[Start of RECORDS FOR PROCESSING]

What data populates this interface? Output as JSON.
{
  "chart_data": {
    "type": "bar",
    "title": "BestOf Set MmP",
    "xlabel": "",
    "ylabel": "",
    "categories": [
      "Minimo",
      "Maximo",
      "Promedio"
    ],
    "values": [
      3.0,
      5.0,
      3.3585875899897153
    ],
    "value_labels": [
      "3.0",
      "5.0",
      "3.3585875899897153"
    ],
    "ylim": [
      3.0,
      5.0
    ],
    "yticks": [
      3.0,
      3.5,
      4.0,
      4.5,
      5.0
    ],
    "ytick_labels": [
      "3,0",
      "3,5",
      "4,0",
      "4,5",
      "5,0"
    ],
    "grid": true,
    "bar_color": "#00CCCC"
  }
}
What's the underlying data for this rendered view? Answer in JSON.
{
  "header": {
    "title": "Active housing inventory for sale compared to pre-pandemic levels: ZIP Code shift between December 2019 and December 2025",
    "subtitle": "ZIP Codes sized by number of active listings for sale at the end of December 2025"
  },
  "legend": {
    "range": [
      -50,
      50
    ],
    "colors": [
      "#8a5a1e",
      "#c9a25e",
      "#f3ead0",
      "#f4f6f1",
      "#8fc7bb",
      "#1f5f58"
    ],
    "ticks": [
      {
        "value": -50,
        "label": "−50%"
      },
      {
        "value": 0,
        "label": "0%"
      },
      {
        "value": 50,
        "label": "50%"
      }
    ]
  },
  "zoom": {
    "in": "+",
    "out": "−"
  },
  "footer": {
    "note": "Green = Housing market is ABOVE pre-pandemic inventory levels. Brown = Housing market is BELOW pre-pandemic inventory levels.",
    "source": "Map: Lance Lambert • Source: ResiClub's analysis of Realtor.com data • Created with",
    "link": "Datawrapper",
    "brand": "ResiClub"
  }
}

[End of RECORDS FOR PROCESSING]

### OBJECTIVE
List each line of the entries that holds the string "JSON".

### RESPONSE FOR THIS EXERCISE
What data populates this interface? Output as JSON.
What's the underlying data for this rendered view? Answer in JSON.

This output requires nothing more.